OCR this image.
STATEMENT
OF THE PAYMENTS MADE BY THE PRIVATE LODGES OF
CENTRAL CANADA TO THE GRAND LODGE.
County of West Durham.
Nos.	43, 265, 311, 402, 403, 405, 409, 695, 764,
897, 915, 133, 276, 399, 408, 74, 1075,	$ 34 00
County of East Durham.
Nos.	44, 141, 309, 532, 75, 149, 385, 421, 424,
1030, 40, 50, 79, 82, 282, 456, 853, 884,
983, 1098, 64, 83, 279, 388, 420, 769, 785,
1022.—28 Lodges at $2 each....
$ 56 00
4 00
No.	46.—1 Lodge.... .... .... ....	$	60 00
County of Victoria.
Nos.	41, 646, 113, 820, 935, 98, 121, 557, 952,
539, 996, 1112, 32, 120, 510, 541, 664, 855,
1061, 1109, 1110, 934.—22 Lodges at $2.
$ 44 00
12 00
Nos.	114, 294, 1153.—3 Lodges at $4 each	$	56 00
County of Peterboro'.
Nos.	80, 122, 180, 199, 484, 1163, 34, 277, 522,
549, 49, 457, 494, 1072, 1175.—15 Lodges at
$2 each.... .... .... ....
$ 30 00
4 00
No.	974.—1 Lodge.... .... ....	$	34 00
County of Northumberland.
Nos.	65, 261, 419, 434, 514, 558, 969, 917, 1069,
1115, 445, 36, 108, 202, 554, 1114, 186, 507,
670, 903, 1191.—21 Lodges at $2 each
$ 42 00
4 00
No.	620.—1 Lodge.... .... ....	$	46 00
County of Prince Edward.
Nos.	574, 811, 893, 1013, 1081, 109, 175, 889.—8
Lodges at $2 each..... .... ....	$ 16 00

WHAT TO WORK ON: Look through the data and show every line containing "Durham".

SOLUTION:
County of West Durham.
County of East Durham.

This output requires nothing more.